- [Your goal]
Write out each line from the data below that includes the word "Граждане".

Dataset entries:
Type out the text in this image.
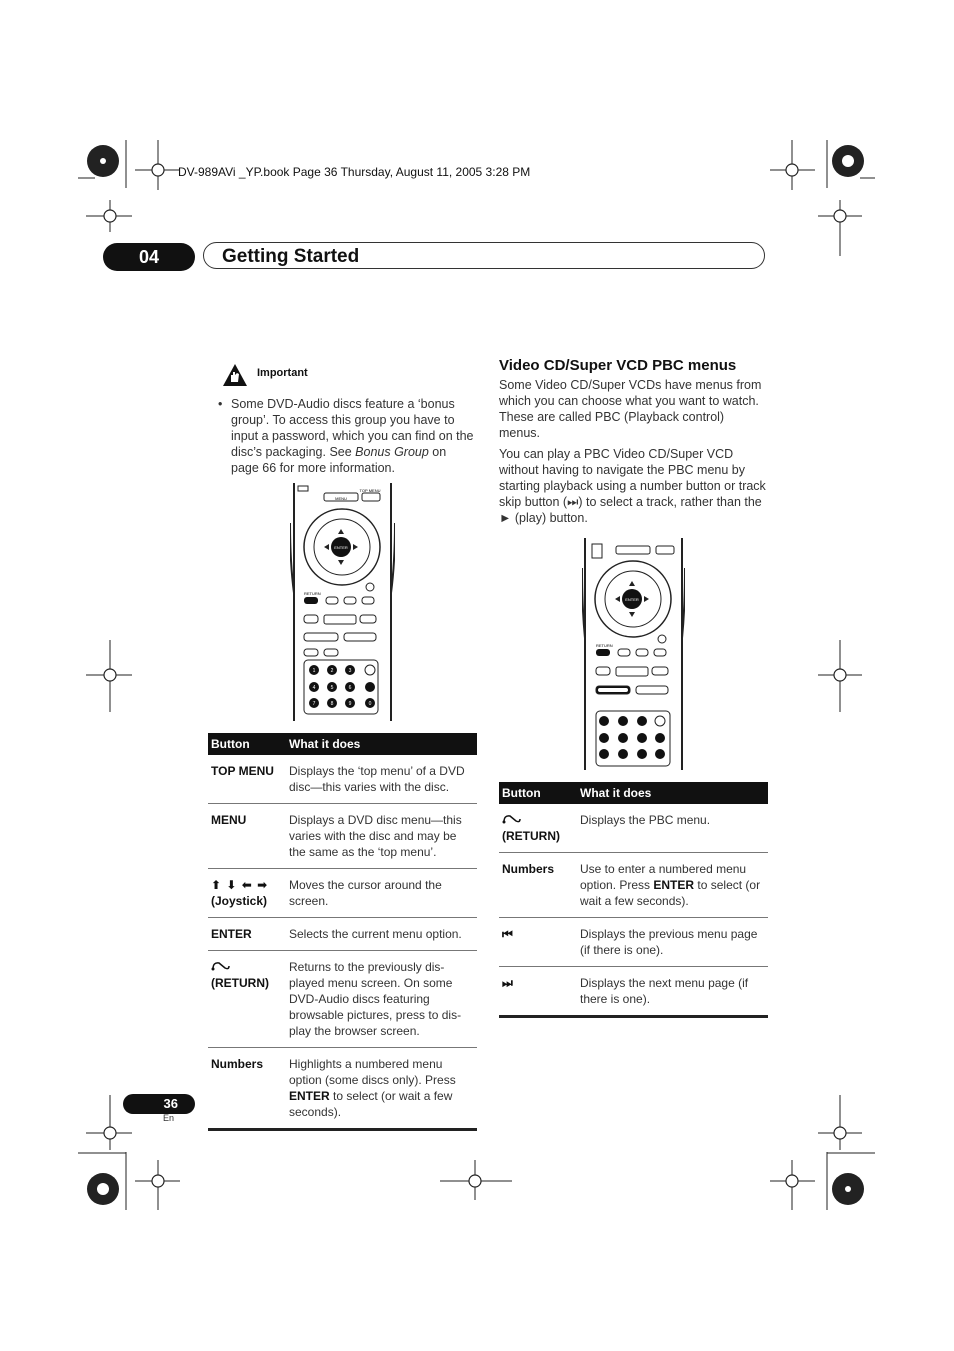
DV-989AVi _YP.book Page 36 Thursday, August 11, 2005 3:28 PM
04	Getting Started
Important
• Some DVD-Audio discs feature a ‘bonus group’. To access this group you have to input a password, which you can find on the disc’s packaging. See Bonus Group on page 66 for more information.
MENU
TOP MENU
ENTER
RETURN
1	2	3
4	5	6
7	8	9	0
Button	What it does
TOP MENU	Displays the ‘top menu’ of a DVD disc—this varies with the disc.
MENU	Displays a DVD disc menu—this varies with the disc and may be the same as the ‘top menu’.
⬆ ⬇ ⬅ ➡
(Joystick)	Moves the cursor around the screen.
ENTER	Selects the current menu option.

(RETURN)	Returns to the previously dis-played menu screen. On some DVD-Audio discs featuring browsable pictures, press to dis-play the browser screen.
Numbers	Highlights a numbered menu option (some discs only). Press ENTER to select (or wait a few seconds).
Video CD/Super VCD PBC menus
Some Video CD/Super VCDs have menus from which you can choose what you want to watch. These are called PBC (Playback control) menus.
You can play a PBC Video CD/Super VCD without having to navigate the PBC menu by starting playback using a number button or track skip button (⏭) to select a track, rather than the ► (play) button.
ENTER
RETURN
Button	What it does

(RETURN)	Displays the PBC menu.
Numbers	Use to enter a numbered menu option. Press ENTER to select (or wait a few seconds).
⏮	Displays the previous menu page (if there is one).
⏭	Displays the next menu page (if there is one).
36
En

---

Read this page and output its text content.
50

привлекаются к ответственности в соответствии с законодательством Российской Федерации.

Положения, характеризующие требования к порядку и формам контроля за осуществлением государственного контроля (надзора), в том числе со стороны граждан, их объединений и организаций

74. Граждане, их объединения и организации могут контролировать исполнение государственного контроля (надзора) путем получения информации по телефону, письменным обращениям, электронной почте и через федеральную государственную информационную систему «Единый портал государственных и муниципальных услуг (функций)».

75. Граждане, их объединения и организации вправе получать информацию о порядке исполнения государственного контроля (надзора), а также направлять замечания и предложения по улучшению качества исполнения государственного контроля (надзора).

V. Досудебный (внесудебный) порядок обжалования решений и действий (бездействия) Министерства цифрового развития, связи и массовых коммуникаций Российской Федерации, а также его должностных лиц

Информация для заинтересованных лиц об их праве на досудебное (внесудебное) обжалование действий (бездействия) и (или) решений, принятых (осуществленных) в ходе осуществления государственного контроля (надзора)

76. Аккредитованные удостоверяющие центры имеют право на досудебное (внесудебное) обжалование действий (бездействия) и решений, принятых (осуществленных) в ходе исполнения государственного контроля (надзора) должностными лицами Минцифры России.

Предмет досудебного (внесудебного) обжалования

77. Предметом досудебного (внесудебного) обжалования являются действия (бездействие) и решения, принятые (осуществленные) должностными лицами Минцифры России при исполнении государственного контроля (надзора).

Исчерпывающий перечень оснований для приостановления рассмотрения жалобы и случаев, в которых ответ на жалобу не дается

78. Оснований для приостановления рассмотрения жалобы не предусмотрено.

- [Answer to the task]
74. Граждане, их объединения и организации могут контролировать исполнение государственного контроля (надзора) путем получения информации по телефону, письменным обращениям, электронной почте и через федеральную государственную информационную систему «Единый портал государственных и муниципальных услуг (функций)».
75. Граждане, их объединения и организации вправе получать информацию о порядке исполнения государственного контроля (надзора), а также направлять замечания и предложения по улучшению качества исполнения государственного контроля (надзора).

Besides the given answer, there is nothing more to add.